Challenge – Quote the full listing word for word.

Dataset records –
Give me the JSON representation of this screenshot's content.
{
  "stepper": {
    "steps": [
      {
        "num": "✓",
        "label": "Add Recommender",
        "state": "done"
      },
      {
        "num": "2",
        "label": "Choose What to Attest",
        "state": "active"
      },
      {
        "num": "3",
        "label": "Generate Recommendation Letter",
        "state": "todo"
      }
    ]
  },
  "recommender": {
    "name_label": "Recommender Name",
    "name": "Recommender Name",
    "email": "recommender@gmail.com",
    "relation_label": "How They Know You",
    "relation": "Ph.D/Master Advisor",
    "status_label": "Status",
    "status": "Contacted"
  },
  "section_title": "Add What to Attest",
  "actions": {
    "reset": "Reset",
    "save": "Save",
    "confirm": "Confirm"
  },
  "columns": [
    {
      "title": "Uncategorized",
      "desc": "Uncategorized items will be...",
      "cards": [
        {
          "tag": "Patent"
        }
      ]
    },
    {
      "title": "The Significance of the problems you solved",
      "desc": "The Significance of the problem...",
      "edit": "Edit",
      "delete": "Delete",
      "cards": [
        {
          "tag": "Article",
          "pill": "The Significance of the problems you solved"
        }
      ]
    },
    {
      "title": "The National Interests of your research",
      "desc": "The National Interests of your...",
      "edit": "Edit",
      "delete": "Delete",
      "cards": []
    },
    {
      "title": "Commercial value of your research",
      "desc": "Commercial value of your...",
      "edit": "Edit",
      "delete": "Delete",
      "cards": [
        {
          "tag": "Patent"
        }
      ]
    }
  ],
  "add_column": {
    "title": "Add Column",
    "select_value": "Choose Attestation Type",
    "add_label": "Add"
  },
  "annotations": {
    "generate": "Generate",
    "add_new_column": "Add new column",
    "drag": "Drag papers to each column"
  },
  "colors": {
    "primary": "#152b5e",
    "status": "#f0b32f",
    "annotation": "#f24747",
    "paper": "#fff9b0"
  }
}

Final result –
Give me the JSON representation of this screenshot's content.
{
  "stepper": {
    "steps": [
      {
        "num": "✓",
        "label": "Add Recommender",
        "state": "done"
      },
      {
        "num": "2",
        "label": "Choose What to Attest",
        "state": "active"
      },
      {
        "num": "3",
        "label": "Generate Recommendation Letter",
        "state": "todo"
      }
    ]
  },
  "recommender": {
    "name_label": "Recommender Name",
    "name": "Recommender Name",
    "email": "recommender@gmail.com",
    "relation_label": "How They Know You",
    "relation": "Ph.D/Master Advisor",
    "status_label": "Status",
    "status": "Contacted"
  },
  "section_title": "Add What to Attest",
  "actions": {
    "reset": "Reset",
    "save": "Save",
    "confirm": "Confirm"
  },
  "columns": [
    {
      "title": "Uncategorized",
      "desc": "Uncategorized items will be...",
      "cards": [
        {
          "tag": "Patent"
        }
      ]
    },
    {
      "title": "The Significance of the problems you solved",
      "desc": "The Significance of the problem...",
      "edit": "Edit",
      "delete": "Delete",
      "cards": [
        {
          "tag": "Article",
          "pill": "The Significance of the problems you solved"
        }
      ]
    },
    {
      "title": "The National Interests of your research",
      "desc": "The National Interests of your...",
      "edit": "Edit",
      "delete": "Delete",
      "cards": []
    },
    {
      "title": "Commercial value of your research",
      "desc": "Commercial value of your...",
      "edit": "Edit",
      "delete": "Delete",
      "cards": [
        {
          "tag": "Patent"
        }
      ]
    }
  ],
  "add_column": {
    "title": "Add Column",
    "select_value": "Choose Attestation Type",
    "add_label": "Add"
  },
  "annotations": {
    "generate": "Generate",
    "add_new_column": "Add new column",
    "drag": "Drag papers to each column"
  },
  "colors": {
    "primary": "#152b5e",
    "status": "#f0b32f",
    "annotation": "#f24747",
    "paper": "#fff9b0"
  }
}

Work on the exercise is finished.